### Instructions for the task
Copy out each line that includes the word "this".

Figure record listings
--- Begin ---

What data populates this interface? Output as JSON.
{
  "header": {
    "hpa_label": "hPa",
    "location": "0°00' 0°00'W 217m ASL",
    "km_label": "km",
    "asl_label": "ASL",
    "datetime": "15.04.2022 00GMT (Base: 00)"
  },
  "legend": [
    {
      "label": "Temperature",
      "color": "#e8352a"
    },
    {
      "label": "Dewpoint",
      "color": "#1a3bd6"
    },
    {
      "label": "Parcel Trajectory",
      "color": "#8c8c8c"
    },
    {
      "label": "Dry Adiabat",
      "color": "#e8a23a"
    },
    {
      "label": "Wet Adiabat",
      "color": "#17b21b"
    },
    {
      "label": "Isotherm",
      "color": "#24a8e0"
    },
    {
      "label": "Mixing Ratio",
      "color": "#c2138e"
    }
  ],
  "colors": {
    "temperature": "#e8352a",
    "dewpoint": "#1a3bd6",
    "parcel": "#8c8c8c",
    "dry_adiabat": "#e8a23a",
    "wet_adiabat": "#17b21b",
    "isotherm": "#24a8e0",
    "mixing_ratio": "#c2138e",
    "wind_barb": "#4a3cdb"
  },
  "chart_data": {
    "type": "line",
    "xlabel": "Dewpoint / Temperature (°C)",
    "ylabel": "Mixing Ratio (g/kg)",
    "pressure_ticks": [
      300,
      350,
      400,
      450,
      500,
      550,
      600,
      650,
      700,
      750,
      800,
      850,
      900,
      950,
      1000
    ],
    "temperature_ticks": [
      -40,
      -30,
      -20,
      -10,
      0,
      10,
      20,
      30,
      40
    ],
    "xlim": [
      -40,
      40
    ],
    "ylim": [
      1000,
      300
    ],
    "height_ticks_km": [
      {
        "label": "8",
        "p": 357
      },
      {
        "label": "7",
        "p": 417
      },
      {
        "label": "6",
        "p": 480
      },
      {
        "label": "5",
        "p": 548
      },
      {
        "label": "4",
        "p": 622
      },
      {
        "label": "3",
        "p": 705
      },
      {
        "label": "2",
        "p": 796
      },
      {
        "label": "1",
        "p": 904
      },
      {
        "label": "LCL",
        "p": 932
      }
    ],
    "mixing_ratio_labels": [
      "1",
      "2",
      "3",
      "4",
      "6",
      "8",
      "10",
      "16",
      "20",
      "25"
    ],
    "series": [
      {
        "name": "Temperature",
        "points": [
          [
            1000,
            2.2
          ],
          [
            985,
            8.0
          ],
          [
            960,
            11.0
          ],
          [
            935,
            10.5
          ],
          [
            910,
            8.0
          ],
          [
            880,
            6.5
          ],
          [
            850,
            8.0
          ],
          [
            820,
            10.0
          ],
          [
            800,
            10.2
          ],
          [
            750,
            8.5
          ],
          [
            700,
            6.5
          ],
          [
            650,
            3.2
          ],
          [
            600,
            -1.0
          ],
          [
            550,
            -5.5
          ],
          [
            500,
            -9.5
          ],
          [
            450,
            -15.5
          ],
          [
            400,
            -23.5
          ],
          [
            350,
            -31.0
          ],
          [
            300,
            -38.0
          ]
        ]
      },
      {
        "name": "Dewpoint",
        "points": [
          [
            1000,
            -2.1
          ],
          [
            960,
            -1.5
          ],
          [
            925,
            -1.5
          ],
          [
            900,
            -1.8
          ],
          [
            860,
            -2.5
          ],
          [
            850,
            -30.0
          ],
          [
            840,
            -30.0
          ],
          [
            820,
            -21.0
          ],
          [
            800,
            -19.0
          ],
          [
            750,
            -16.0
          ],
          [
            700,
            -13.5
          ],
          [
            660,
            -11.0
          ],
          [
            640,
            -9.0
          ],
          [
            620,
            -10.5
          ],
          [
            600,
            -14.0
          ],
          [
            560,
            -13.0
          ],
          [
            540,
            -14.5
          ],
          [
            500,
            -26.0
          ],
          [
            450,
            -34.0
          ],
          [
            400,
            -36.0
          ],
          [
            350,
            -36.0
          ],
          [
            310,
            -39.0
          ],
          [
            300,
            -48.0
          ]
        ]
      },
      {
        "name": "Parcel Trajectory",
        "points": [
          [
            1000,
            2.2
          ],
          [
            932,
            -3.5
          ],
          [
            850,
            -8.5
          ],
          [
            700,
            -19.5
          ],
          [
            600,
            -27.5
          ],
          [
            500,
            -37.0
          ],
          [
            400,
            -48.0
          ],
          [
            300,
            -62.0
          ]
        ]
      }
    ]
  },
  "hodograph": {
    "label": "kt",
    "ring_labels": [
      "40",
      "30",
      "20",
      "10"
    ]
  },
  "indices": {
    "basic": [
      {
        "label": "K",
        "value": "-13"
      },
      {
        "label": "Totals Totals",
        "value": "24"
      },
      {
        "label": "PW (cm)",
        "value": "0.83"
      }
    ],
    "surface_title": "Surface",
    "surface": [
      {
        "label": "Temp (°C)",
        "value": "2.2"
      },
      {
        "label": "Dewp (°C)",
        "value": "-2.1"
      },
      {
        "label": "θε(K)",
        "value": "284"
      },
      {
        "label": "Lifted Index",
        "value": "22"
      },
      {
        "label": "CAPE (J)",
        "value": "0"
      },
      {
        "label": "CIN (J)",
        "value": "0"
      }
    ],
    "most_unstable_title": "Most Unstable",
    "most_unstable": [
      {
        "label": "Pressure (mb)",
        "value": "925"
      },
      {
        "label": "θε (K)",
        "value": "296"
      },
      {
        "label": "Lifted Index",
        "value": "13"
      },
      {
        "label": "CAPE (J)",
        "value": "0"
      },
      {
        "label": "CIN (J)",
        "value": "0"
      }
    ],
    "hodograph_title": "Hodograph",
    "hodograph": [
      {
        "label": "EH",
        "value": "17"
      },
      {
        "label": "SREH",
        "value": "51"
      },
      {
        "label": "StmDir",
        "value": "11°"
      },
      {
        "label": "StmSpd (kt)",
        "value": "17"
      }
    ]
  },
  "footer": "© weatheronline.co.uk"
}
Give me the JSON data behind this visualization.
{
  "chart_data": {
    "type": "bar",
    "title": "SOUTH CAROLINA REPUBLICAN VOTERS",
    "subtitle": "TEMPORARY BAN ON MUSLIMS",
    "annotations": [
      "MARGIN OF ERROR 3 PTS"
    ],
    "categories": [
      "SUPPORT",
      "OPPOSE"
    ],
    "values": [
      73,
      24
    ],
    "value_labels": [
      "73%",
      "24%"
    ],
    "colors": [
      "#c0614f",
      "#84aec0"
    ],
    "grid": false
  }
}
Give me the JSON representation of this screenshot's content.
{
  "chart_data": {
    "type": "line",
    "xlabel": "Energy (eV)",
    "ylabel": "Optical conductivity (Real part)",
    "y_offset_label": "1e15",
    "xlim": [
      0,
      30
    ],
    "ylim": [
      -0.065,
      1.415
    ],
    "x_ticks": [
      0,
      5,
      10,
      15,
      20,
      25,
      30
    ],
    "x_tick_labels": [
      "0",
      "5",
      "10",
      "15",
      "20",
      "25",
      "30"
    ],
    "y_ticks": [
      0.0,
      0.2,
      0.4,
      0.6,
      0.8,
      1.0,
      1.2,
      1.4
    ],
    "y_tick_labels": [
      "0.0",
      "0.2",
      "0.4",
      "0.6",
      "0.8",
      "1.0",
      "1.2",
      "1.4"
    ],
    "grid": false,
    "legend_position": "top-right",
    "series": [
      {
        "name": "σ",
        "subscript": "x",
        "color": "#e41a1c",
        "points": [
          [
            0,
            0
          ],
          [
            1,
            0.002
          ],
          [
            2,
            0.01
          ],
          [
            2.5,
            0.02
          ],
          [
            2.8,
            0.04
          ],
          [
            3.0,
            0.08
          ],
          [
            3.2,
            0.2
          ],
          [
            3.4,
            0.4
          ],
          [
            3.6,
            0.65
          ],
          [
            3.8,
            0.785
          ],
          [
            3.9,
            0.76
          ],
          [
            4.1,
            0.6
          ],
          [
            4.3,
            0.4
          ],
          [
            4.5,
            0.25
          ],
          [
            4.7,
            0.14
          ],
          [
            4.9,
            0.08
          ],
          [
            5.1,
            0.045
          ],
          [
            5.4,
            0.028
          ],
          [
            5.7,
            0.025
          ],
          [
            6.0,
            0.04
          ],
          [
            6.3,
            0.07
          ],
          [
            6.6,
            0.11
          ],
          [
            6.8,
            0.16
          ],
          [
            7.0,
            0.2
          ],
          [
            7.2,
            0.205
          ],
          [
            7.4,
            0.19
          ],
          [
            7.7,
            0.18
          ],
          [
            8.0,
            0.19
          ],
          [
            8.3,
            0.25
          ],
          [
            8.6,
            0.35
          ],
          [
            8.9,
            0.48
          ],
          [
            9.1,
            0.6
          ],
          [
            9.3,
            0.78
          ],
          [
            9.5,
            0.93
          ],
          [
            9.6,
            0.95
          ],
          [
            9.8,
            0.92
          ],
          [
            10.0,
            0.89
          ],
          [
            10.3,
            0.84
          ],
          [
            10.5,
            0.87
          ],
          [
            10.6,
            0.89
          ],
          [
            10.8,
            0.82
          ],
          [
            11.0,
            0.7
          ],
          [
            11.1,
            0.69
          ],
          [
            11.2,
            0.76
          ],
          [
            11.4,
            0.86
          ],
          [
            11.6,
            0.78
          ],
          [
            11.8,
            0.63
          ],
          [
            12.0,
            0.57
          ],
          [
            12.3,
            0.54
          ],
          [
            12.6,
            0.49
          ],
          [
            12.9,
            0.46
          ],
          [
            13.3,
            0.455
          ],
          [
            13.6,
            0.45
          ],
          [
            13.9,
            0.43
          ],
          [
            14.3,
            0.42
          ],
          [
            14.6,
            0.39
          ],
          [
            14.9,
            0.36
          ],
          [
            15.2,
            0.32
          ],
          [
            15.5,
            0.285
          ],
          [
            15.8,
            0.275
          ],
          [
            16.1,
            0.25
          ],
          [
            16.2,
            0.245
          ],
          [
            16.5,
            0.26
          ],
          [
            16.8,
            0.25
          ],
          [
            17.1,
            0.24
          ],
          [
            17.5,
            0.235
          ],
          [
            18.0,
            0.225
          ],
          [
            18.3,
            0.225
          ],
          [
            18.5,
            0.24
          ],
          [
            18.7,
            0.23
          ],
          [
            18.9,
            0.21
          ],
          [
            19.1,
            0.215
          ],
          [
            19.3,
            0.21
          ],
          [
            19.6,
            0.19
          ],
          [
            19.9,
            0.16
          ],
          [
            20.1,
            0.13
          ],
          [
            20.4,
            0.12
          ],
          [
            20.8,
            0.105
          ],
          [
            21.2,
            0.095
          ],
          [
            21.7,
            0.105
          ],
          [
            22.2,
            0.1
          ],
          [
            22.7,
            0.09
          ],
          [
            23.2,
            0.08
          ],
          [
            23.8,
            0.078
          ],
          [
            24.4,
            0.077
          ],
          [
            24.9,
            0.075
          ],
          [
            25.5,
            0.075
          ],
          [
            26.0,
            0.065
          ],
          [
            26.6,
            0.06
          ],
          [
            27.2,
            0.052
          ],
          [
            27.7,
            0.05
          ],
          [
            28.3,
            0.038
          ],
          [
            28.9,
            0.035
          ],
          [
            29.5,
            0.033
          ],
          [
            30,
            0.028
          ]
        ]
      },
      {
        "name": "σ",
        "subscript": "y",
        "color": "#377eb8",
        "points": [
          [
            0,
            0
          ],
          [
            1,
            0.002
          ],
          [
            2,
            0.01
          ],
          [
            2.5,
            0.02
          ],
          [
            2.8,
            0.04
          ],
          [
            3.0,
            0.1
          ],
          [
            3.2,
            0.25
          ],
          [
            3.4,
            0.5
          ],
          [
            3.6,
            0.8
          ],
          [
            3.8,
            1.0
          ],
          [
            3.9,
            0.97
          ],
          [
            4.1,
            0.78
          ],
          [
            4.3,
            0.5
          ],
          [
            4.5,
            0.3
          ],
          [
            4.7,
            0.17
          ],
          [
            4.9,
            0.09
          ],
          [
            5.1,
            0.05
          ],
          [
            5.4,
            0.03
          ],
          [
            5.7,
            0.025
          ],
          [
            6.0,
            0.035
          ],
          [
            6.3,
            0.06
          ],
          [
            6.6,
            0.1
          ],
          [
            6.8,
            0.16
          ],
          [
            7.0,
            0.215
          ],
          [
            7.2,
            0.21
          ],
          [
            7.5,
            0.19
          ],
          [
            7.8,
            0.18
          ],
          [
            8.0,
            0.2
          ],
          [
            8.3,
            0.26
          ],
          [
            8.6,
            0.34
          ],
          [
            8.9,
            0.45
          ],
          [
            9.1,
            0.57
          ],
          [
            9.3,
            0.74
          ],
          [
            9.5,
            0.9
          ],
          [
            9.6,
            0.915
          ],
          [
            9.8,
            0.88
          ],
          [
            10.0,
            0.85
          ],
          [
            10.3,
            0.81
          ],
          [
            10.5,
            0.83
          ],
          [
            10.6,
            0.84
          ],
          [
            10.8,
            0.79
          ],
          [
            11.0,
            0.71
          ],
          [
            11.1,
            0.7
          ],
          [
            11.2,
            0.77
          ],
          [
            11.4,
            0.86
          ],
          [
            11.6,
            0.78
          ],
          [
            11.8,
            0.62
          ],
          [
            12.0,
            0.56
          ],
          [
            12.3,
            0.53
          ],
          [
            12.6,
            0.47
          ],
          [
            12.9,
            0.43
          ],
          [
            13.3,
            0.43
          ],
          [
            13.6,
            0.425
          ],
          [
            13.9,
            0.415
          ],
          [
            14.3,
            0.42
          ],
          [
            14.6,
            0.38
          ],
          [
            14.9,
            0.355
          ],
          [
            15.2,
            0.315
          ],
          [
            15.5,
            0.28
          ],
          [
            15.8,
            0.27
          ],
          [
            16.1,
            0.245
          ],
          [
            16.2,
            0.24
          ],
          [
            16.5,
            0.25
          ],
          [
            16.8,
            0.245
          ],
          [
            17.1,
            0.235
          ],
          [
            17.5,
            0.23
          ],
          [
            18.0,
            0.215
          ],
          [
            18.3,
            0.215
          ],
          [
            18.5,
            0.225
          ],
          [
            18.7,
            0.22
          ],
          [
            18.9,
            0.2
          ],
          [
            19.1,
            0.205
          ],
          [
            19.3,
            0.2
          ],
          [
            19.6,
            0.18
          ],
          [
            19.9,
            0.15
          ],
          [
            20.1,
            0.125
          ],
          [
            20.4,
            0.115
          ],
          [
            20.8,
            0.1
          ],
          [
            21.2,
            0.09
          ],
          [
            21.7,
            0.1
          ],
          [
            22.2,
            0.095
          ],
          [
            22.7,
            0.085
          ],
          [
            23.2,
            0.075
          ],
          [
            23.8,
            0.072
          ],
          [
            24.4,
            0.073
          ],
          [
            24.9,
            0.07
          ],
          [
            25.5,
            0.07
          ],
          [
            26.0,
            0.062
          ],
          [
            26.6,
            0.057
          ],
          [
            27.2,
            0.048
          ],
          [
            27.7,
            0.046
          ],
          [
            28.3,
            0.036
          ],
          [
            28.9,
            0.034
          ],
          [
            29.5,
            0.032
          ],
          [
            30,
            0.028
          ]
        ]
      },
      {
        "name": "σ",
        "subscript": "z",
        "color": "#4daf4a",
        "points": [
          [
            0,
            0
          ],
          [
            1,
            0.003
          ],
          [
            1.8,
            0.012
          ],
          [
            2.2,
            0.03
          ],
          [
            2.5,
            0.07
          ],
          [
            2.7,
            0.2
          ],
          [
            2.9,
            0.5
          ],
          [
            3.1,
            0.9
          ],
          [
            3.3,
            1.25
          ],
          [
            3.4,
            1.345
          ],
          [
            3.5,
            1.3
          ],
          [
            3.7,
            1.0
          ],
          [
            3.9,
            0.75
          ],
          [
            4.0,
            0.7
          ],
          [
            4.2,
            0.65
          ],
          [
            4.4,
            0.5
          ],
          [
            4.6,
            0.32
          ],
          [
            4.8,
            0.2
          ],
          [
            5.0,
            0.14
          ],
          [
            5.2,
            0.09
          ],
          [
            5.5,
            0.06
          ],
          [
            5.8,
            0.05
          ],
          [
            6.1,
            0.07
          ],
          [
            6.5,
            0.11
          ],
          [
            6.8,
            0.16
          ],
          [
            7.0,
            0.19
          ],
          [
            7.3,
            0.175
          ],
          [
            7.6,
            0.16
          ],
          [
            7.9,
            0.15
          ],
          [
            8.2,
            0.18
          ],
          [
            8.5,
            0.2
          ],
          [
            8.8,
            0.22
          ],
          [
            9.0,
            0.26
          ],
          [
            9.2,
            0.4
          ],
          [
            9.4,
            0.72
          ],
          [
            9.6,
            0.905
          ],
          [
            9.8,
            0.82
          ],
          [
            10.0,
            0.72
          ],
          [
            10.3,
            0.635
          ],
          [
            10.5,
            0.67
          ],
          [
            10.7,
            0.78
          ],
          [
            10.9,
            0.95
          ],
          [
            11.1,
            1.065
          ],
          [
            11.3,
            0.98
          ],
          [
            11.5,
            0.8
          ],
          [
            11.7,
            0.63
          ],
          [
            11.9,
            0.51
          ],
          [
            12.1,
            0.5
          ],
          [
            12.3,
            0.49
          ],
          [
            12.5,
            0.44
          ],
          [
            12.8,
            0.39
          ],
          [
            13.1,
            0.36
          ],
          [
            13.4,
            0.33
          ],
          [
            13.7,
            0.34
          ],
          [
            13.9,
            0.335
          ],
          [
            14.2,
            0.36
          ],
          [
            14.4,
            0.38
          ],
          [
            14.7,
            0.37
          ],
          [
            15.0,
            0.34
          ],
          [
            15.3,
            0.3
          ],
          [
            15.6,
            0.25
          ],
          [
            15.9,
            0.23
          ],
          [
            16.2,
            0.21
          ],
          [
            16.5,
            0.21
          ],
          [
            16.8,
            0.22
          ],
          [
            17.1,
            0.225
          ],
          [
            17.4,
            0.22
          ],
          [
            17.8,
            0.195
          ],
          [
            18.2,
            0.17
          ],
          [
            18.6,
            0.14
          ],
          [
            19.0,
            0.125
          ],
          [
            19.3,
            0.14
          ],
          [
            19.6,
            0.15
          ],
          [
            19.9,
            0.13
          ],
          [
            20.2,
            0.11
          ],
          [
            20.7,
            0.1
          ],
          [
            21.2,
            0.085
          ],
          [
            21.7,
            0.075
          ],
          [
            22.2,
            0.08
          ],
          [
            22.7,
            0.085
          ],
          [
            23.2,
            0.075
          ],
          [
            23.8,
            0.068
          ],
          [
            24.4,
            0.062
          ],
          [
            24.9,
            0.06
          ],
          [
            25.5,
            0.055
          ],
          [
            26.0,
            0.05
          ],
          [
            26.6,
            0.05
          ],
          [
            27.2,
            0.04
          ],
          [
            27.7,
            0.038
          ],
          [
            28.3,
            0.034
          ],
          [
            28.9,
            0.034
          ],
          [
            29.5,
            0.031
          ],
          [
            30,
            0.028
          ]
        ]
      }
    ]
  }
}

--- End ---

### The response
What data populates this interface? Output as JSON.
Give me the JSON data behind this visualization.
Give me the JSON representation of this screenshot's content.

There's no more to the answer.